- _INSTRUCTIONS TO FOLLOW_
Lines holding the string "text" are the ones to copy from this listing.

- _INPUT ROWS_
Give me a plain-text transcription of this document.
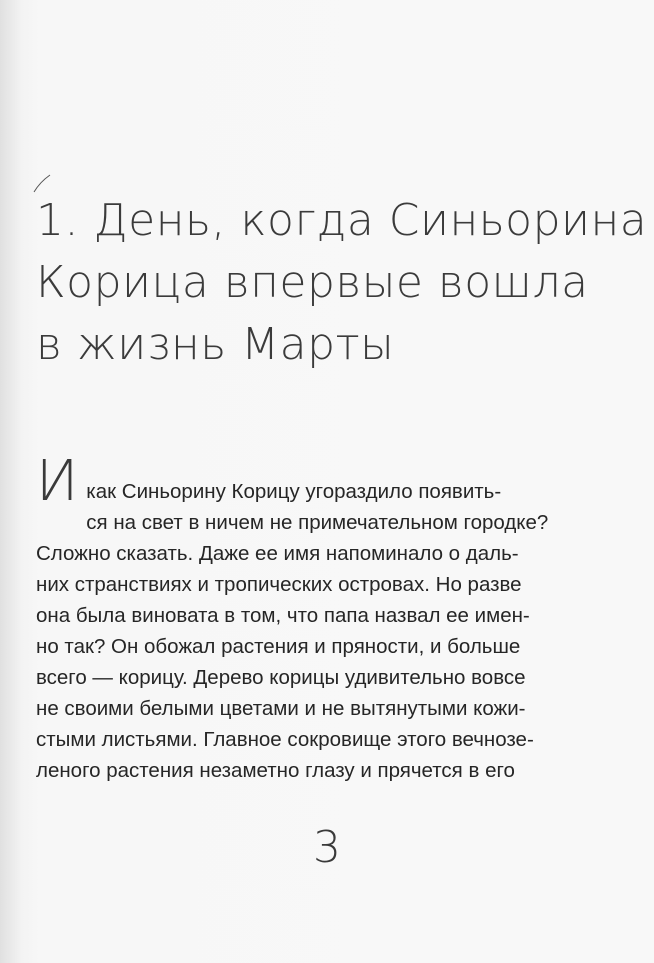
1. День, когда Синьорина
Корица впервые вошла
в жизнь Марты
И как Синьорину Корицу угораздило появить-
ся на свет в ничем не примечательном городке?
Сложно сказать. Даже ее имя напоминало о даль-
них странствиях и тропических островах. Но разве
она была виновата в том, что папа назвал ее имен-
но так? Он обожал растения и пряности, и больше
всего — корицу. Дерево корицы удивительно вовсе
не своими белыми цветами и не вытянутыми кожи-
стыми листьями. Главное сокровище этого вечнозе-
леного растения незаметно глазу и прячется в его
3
--
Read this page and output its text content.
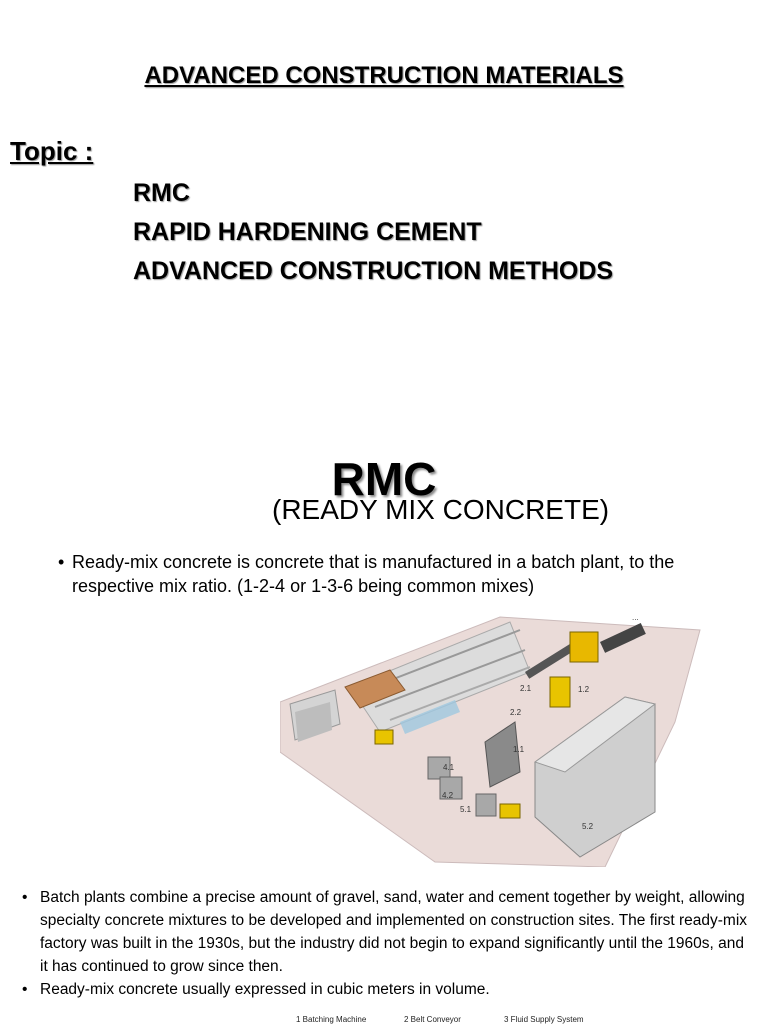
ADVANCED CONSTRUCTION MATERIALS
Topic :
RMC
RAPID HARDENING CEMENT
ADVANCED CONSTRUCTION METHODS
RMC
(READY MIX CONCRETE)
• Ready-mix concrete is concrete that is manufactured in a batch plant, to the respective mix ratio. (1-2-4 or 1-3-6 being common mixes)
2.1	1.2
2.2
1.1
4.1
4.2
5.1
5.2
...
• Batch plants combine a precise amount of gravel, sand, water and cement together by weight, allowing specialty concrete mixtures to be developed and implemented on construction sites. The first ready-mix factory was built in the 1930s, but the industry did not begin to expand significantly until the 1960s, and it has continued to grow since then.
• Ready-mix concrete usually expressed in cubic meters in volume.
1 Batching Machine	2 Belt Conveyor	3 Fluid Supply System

- _WRITTEN SOLUTION_
Give me a plain-text transcription of this document.
Read this page and output its text content.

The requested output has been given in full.